> [Job]
Could you copy every line from the material below in which "Reperfusión" appears?

> [Entries shown]
____________________
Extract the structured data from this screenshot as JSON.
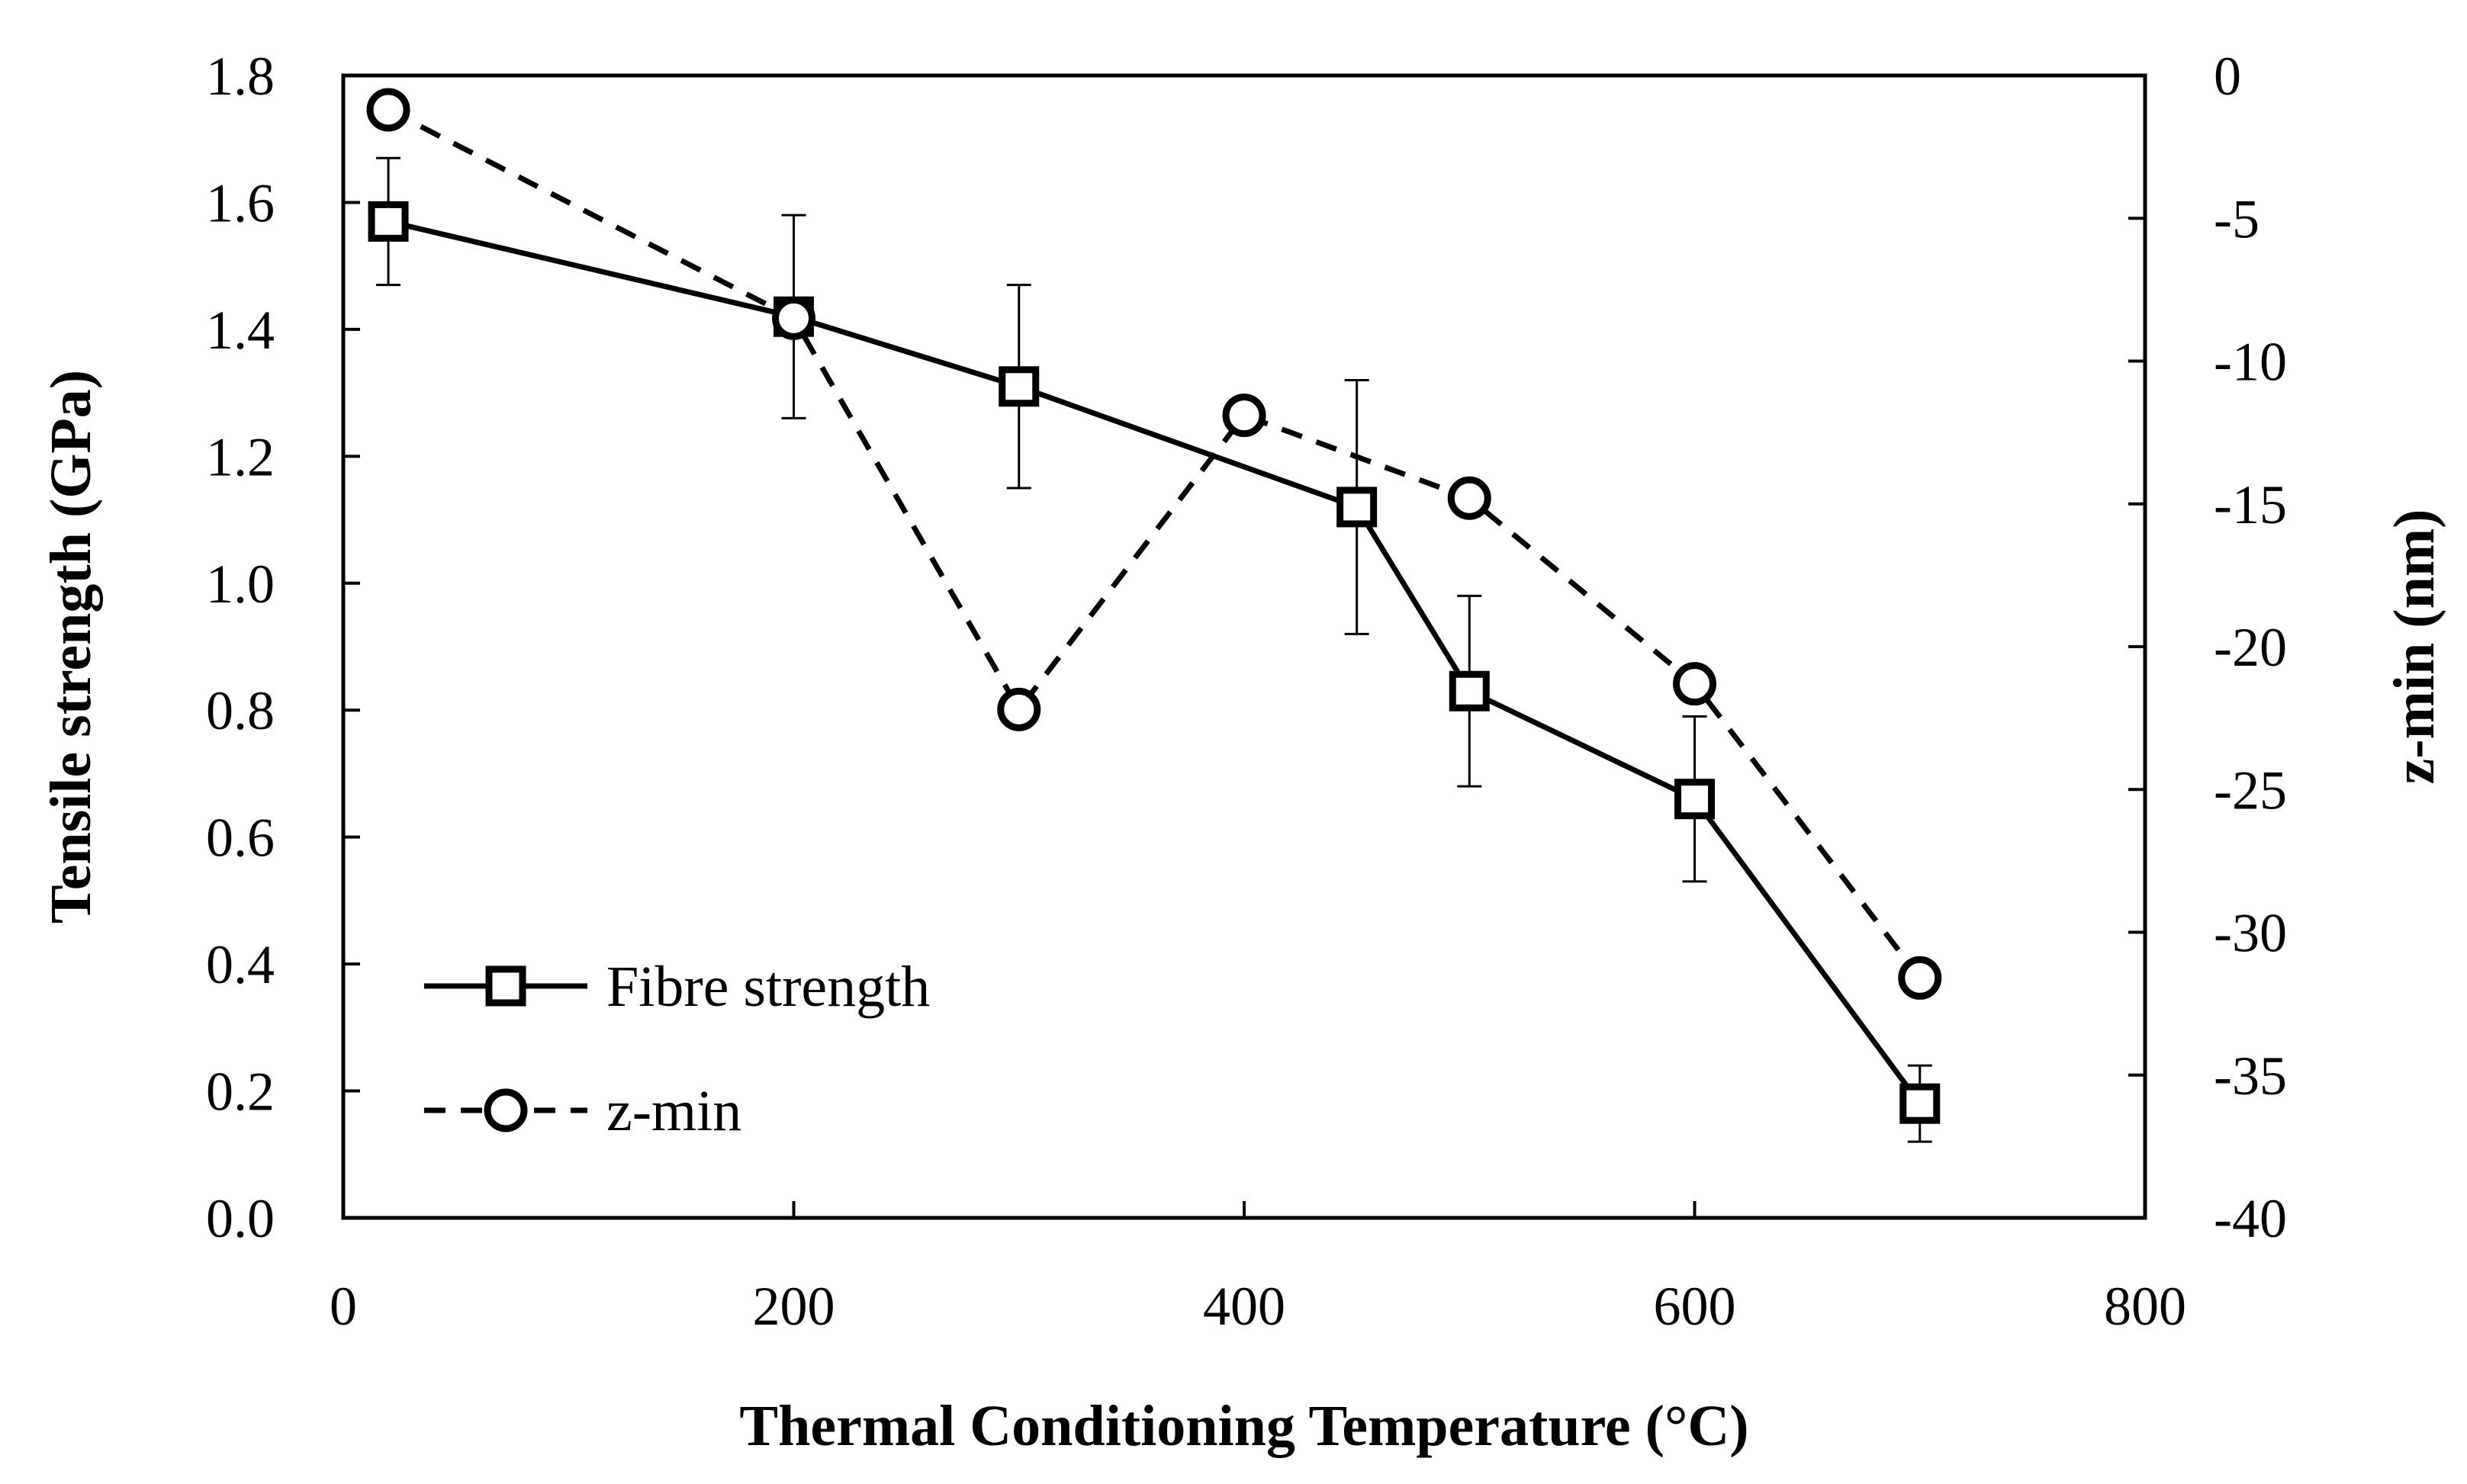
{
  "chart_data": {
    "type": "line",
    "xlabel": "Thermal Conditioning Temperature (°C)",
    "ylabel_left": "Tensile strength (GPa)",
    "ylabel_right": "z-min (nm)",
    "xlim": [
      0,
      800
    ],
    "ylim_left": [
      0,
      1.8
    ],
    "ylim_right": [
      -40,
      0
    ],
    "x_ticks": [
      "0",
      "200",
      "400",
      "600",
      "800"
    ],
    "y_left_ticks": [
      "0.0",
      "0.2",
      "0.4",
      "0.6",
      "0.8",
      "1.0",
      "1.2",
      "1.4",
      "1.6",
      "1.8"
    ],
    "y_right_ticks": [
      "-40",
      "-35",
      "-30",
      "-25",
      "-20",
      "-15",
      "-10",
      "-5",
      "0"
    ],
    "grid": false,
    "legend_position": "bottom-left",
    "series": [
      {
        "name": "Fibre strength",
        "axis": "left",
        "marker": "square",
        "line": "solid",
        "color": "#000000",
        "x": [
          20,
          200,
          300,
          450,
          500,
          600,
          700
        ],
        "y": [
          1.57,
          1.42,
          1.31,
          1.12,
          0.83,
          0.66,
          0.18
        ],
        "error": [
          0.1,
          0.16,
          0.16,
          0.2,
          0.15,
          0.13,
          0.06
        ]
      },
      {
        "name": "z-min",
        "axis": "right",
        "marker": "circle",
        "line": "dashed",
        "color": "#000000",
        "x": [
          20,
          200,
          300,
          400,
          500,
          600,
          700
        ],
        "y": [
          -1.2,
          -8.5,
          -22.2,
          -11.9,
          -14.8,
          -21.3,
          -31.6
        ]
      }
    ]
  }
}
____________________
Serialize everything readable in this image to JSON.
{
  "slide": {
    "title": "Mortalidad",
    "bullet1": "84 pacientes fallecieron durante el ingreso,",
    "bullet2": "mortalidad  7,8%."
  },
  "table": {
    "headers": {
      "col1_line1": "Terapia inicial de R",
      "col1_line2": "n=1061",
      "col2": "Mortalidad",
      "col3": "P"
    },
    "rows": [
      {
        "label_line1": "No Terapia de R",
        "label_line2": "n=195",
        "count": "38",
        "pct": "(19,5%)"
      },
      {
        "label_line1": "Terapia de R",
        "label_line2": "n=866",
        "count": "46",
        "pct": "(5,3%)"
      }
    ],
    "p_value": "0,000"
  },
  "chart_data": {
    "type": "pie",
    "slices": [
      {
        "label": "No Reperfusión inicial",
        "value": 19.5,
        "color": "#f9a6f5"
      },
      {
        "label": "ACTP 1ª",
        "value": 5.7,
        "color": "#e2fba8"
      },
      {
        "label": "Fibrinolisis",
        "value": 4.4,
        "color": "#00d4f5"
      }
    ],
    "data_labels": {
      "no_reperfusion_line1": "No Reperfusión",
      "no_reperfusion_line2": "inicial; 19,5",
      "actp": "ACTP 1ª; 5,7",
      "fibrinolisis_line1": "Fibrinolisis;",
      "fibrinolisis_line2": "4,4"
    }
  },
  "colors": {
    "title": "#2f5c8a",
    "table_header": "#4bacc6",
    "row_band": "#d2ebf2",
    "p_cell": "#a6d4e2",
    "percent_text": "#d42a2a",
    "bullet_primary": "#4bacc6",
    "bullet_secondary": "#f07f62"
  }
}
____________________
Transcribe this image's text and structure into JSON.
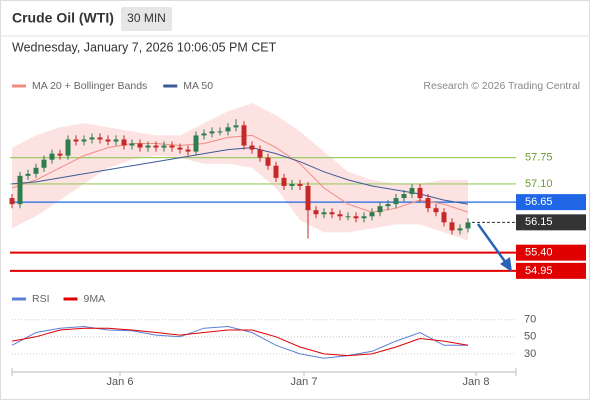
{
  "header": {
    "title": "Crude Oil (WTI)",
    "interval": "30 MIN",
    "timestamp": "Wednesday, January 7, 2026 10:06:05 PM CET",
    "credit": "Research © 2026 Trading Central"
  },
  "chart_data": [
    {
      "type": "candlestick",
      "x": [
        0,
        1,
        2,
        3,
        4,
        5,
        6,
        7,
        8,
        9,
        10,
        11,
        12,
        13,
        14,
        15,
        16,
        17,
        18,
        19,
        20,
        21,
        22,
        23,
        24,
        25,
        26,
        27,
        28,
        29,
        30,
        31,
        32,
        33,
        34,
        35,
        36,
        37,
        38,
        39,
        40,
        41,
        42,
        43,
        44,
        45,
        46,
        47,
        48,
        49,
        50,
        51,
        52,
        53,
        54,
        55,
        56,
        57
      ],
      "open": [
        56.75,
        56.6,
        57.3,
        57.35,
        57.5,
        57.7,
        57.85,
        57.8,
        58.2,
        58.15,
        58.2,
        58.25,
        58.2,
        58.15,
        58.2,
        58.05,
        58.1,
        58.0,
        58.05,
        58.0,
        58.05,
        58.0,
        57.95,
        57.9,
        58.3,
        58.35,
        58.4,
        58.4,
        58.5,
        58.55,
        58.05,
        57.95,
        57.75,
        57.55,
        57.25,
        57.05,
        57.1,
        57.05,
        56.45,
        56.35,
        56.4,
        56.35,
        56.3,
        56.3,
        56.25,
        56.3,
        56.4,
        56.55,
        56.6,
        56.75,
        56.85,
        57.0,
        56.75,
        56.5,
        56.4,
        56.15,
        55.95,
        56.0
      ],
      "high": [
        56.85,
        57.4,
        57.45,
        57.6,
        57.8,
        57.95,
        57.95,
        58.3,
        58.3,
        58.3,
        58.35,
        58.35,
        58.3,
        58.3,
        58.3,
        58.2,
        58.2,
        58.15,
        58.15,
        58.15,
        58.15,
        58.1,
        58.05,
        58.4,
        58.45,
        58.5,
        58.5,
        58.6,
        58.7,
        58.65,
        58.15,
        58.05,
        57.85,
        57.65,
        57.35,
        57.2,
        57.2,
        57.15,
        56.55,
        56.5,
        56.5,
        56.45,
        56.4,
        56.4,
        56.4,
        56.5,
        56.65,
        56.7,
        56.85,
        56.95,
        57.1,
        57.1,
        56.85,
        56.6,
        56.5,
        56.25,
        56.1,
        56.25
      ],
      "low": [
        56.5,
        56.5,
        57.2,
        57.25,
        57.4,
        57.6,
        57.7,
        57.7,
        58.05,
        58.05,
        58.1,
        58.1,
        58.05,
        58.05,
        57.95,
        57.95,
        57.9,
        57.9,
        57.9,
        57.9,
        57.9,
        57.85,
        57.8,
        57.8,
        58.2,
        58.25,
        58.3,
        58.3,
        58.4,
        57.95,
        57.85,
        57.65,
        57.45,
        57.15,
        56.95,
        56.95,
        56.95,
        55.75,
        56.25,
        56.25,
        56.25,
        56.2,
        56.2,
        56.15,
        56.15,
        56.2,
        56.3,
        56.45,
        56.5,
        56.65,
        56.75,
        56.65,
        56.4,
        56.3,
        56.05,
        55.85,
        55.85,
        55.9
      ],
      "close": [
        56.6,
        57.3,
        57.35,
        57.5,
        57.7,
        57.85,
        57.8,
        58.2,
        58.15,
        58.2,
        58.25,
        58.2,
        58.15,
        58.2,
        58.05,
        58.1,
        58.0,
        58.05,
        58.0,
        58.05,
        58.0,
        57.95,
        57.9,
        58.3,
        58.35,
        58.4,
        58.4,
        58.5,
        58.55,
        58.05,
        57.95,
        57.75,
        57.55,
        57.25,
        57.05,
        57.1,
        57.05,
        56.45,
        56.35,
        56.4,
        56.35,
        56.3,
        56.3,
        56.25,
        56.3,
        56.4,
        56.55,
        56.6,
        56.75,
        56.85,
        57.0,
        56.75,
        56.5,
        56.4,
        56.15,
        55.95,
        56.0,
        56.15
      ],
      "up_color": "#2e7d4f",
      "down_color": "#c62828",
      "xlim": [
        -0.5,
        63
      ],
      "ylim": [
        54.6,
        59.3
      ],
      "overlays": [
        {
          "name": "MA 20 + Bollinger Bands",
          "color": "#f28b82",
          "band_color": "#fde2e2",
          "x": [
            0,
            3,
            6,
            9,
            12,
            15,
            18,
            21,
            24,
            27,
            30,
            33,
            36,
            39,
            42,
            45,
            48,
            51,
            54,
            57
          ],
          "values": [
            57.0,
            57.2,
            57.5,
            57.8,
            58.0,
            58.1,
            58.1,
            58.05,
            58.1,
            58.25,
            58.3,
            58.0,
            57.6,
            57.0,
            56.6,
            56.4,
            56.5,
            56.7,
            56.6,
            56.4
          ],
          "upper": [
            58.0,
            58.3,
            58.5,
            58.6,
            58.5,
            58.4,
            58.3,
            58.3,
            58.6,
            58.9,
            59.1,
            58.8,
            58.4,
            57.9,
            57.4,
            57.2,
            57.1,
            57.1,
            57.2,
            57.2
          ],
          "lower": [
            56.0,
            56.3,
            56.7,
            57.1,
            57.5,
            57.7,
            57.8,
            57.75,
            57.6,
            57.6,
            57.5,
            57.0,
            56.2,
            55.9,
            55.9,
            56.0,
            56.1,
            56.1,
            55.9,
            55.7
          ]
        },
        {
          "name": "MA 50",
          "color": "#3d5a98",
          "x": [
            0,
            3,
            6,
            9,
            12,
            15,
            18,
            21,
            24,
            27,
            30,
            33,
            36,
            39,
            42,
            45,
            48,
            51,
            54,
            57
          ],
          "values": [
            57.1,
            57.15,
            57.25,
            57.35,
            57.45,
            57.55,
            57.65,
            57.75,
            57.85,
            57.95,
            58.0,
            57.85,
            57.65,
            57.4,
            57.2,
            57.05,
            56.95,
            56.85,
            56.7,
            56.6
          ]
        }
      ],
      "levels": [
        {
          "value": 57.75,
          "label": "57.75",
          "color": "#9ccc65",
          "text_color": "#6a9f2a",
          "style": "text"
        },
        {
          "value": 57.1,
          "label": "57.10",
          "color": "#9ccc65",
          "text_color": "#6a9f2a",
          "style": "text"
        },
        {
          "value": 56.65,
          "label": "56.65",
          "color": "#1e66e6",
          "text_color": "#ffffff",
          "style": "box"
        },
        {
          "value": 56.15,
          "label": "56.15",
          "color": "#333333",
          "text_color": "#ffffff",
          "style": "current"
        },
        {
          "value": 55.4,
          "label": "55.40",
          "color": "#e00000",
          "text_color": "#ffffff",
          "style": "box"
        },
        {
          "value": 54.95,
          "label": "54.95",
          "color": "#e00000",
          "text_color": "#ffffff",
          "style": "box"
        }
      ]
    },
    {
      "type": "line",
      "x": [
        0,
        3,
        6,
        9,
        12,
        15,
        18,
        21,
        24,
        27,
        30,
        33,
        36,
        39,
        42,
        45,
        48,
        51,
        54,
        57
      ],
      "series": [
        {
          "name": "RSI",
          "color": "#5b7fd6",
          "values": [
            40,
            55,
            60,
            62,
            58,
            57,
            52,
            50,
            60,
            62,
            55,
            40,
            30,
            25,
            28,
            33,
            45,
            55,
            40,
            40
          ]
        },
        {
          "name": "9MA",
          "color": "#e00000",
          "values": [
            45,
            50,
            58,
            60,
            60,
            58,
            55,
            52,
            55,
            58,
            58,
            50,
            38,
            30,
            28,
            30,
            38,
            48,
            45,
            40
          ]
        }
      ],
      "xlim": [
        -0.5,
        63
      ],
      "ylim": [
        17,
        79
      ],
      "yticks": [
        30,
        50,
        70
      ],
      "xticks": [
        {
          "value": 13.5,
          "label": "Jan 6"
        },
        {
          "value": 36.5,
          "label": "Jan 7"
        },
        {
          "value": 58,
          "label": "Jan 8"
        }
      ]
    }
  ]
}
____________________
> [Written answer]
        "label": "No Reperfusión inicial",
      "no_reperfusion_line1": "No Reperfusión",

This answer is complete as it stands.